■ DOCUMENT TEXT ■
......
Not a CLAW-specific issue, either. Might be worth bringing up on a Fedora call-- some documentation of best practices would be good.

ajs6f on 4 Jan 2017

👍1

My use case as it's slightly different though related to this issue is now in a Islandora-CLAW/CLAW-478. Please direct responses there. Thanks

I just came back from vacation and think I missed the last CLAW meeting. I'll check the schedule and try to hope on the next one.

uconnjeustis on 6 Jan 2017

@uconnjeustis ++

ajs6f on 6 Jan 2017

Should the current migration sprint account for how to make Fedora 3.x PID namespaces migrate over losslessly? Just askin'. Related issue: #822.

mjordan on 27 Aug 2018

I would think mapping PID namespaces to LDP containers would be best.

ajs6f on 27 Aug 2018

👍1

I think organizing objects by stuffing them in a container per namespace would separate them out nicely if you really want to solidify the distinction. FWIW, so long a we stuff the PID on a field somewhere, we can then query on it to do things like "Get me all objects who were in namespace X".

dannylamb on 27 Aug 2018

Do containers suffer from the many-direct-children scalability issue discussed above?
......
[Data entries]
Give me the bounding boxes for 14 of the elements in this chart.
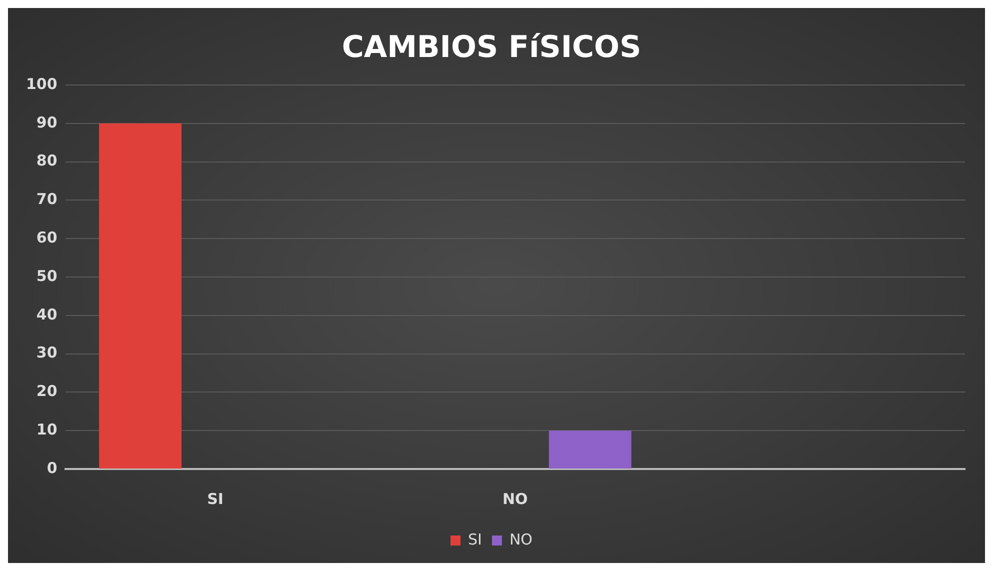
y-tick-label: 90: [36, 113, 58, 132]
y-tick-label: 60: [36, 228, 58, 246]
y-tick-label: 100: [26, 74, 58, 93]
y-tick-label: 0: [46, 458, 58, 477]
y-tick-label: 40: [36, 305, 58, 324]
legend-label: SI: [468, 530, 482, 548]
y-tick-label: 70: [36, 190, 58, 208]
y-tick-label: 30: [36, 344, 58, 362]
y-tick-label: 80: [36, 152, 58, 170]
y-tick-label: 10: [36, 420, 58, 438]
y-tick-label: 20: [36, 382, 58, 400]
chart-title: CAMBIOS FíSICOS: [342, 30, 642, 65]
y-tick-label: 50: [36, 266, 58, 285]
legend-label: NO: [509, 530, 532, 548]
......
■ WORK TO COMPLETE ■
(A) Output every line of the records from the one containing "y-tick-label: 90: [36, 113, 58, 132]" down to the last line of the records, keeping each line unchanged.
(B) Go on with the forum thread about migrating Fedora PID namespaces, starting after its final post.
The text and the records have no connection to each other.

■ ANSWERS PER TASK ■
(A)
y-tick-label: 90: [36, 113, 58, 132]
y-tick-label: 60: [36, 228, 58, 246]
y-tick-label: 100: [26, 74, 58, 93]
y-tick-label: 0: [46, 458, 58, 477]
y-tick-label: 40: [36, 305, 58, 324]
legend-label: SI: [468, 530, 482, 548]
y-tick-label: 70: [36, 190, 58, 208]
y-tick-label: 30: [36, 344, 58, 362]
y-tick-label: 80: [36, 152, 58, 170]
y-tick-label: 10: [36, 420, 58, 438]
y-tick-label: 20: [36, 382, 58, 400]
chart-title: CAMBIOS FíSICOS: [342, 30, 642, 65]
y-tick-label: 50: [36, 266, 58, 285]
legend-label: NO: [509, 530, 532, 548]

(B)
mjordan on 27 Aug 2018

Fedora suffers from that problem. There's nothing inherent in LDP that causes that problem, but to the extent that you're committed to Fedora, you would have to deal with it.

ajs6f on 27 Aug 2018

Worth mentioning here: It's unhealthy to think in a D8 context/CLAW about multi sites the way they were applied in Islandora 7.x. Multi sites, by definition, imply different DB tables (not speaking about domain access module), means one site can not access other site's entities, which makes splitting/or better said, reusing nodes/entities from one site to another, extremely complex, not recommend, or even impossible without hacking (now speaking about the (domain access module)[https://www.drupal.org/project/domain].
For Islandora 7.x that was not an issue since no DO were ever stored in Drupal, all live read from o'l fedora 3.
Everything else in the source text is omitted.